State how many lines of the data contain the word "кадастровим", and write nothing besides the number.

_Raw records_.
--------------------------------------------------
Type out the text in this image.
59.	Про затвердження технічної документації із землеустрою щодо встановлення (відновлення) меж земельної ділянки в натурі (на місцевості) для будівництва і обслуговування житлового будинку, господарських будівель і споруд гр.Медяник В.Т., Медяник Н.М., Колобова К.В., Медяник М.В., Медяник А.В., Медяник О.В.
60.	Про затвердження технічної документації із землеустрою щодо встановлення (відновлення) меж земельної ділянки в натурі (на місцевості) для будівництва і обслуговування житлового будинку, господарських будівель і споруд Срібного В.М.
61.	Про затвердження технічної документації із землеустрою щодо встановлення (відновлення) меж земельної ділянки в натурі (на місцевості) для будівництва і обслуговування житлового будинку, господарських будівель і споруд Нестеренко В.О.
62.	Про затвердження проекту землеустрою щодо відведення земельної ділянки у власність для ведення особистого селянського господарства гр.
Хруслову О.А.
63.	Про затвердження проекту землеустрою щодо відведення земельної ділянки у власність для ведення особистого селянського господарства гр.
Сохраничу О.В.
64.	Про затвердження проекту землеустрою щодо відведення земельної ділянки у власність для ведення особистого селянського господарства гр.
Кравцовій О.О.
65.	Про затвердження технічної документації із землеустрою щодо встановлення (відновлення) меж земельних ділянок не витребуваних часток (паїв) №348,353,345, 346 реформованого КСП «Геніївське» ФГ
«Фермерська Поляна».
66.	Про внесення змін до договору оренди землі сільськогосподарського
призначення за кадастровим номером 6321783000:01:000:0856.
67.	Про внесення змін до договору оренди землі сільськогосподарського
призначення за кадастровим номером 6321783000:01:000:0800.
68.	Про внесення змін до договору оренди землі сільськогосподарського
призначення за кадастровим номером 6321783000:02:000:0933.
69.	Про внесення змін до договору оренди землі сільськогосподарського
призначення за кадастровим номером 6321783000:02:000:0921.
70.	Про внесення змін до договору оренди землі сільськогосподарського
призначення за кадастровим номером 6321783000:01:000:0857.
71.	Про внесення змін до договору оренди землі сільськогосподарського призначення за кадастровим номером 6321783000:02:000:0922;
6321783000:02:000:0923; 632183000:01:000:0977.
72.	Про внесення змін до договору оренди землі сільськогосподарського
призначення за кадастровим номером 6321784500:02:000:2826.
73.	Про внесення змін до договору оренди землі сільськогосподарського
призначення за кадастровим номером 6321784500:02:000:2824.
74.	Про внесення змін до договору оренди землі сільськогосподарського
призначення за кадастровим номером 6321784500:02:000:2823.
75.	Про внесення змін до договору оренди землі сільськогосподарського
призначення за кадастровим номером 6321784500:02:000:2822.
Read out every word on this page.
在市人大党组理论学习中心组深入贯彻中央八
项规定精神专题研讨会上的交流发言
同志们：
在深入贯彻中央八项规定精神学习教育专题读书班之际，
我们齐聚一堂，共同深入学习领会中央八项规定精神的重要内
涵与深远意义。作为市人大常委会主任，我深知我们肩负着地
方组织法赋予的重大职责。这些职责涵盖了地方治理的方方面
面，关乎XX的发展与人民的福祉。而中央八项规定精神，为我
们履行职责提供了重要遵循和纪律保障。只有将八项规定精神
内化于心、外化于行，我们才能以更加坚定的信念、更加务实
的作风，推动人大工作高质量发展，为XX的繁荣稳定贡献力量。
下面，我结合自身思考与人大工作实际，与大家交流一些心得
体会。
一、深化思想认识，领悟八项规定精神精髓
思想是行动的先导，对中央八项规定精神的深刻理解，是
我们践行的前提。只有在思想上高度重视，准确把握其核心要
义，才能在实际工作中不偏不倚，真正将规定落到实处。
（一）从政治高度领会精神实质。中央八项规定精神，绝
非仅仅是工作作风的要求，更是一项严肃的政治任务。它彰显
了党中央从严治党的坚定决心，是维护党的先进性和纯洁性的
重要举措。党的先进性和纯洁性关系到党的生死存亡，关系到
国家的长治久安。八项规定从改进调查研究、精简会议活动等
--------------------------------------------------
_SOLUTION TO THIS PROBLEM_.
10